--- Records to use ---

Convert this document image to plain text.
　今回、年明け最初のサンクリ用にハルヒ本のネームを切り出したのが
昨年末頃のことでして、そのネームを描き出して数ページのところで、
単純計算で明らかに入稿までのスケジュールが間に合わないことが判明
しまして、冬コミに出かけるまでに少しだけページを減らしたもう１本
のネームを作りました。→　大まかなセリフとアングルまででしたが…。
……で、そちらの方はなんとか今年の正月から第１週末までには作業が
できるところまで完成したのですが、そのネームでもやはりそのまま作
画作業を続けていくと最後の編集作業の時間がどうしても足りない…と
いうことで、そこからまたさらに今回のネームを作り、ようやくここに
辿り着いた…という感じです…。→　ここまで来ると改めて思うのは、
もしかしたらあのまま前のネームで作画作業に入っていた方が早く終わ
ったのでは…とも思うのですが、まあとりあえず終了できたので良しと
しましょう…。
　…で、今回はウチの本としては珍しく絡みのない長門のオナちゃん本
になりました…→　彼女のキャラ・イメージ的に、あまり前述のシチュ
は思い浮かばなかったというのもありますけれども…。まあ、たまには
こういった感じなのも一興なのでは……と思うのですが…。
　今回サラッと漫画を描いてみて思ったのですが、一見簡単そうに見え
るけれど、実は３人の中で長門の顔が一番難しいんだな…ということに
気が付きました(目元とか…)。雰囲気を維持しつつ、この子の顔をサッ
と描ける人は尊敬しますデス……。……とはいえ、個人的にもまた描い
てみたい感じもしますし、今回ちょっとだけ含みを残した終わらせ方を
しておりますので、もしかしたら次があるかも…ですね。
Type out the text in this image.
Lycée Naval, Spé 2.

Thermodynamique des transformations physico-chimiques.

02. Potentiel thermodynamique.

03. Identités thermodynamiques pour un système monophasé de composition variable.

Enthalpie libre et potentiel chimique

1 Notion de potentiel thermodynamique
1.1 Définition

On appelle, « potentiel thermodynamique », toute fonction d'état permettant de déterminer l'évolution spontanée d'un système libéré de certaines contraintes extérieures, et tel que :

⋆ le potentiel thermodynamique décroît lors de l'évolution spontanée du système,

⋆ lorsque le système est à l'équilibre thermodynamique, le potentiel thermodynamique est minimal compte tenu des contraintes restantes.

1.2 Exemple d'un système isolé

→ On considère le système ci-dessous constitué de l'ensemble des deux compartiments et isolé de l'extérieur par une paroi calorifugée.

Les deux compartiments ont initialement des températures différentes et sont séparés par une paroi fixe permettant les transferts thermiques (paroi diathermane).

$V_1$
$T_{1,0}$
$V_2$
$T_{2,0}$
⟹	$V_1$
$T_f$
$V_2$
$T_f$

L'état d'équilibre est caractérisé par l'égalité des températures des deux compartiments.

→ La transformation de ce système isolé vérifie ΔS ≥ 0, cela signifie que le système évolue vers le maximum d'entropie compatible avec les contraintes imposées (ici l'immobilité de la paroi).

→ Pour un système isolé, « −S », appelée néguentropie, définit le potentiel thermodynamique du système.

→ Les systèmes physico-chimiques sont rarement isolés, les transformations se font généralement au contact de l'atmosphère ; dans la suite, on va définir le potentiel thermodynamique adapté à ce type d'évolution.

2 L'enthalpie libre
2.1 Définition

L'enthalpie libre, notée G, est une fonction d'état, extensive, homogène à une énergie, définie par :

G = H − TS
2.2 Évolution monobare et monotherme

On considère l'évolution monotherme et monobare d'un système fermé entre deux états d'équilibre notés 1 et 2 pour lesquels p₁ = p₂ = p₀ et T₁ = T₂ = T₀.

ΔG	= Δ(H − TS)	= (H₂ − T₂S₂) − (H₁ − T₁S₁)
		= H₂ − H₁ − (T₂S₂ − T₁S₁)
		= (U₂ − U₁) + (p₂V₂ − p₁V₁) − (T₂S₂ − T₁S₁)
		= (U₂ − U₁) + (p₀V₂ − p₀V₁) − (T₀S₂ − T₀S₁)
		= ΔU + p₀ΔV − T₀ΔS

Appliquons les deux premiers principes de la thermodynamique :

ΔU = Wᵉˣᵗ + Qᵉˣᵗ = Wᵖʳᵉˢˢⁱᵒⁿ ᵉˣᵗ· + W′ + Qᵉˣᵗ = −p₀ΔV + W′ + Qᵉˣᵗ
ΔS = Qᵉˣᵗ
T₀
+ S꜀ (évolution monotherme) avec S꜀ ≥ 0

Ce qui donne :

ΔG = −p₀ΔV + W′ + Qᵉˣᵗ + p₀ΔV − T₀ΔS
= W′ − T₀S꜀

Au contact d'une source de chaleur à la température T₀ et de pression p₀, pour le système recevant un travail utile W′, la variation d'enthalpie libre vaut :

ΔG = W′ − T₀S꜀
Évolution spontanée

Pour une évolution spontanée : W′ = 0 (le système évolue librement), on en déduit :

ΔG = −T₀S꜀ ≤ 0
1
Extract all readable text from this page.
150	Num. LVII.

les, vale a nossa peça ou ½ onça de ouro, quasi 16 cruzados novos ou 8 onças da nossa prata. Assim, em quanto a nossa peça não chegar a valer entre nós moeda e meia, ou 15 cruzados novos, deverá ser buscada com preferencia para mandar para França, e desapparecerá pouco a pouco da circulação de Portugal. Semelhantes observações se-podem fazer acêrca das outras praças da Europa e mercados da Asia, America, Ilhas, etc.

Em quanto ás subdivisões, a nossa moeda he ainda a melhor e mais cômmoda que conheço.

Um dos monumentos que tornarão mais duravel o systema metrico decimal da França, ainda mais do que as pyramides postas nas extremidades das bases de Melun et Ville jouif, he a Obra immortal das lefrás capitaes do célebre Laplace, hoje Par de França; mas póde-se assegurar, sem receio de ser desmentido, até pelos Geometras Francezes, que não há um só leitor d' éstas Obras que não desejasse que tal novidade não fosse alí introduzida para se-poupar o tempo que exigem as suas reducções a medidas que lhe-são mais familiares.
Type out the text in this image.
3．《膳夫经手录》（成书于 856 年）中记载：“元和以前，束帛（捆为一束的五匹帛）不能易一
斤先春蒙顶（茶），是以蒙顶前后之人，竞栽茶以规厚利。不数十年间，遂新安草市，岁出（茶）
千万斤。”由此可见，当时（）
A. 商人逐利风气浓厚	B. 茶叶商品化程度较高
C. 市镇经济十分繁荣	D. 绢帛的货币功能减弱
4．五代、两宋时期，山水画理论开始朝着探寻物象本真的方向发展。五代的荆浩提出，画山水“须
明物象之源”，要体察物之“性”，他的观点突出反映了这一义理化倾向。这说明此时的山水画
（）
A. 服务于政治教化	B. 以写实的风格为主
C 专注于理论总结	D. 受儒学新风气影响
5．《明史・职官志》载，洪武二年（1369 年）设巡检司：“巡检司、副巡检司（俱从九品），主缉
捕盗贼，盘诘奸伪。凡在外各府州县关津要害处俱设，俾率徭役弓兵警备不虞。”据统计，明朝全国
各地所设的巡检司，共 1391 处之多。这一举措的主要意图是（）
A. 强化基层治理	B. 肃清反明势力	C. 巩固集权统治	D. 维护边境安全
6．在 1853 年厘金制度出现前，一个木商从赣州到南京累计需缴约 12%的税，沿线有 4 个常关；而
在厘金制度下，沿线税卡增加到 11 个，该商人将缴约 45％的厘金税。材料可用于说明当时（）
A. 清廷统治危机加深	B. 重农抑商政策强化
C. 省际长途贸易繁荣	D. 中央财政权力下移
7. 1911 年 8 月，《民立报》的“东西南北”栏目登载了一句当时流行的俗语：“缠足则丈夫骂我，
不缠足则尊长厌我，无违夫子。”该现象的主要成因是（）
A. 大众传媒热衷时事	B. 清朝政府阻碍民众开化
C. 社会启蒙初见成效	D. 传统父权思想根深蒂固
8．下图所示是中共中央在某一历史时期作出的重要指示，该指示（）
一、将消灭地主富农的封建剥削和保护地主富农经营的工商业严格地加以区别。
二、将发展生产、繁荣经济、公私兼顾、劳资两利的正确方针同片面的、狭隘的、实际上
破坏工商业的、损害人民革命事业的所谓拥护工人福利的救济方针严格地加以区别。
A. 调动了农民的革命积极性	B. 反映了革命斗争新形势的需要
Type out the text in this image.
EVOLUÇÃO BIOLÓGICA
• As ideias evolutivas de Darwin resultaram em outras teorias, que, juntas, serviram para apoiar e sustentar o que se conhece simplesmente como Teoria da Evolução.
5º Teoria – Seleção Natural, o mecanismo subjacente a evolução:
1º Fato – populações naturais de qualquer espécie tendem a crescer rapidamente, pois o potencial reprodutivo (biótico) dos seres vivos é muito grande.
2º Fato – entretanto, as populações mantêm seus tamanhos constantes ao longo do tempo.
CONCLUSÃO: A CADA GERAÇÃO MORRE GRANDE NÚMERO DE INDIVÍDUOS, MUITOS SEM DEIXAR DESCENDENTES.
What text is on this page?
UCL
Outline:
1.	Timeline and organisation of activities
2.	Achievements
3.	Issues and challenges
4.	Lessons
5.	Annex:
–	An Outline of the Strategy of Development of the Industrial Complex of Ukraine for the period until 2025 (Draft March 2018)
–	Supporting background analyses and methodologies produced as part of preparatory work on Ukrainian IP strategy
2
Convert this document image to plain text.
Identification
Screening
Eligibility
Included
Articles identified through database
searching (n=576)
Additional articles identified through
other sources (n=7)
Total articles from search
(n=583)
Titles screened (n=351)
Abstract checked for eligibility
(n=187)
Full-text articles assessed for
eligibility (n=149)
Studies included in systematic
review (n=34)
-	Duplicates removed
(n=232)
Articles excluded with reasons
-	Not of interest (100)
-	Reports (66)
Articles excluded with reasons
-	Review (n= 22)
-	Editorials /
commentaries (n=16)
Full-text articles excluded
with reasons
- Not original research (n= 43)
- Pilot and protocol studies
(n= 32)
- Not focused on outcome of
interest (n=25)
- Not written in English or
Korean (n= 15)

--- Exercise requirements ---
Give the lines exactly as they stand, from the line with "What text is on this page?" through the end of the material.

--- Task response ---
What text is on this page?
UCL
Outline:
1.	Timeline and organisation of activities
2.	Achievements
3.	Issues and challenges
4.	Lessons
5.	Annex:
–	An Outline of the Strategy of Development of the Industrial Complex of Ukraine for the period until 2025 (Draft March 2018)
–	Supporting background analyses and methodologies produced as part of preparatory work on Ukrainian IP strategy
2
Convert this document image to plain text.
Identification
Screening
Eligibility
Included
Articles identified through database
searching (n=576)
Additional articles identified through
other sources (n=7)
Total articles from search
(n=583)
Titles screened (n=351)
Abstract checked for eligibility
(n=187)
Full-text articles assessed for
eligibility (n=149)
Studies included in systematic
review (n=34)
-	Duplicates removed
(n=232)
Articles excluded with reasons
-	Not of interest (100)
-	Reports (66)
Articles excluded with reasons
-	Review (n= 22)
-	Editorials /
commentaries (n=16)
Full-text articles excluded
with reasons
- Not original research (n= 43)
- Pilot and protocol studies
(n= 32)
- Not focused on outcome of
interest (n=25)
- Not written in English or
Korean (n= 15)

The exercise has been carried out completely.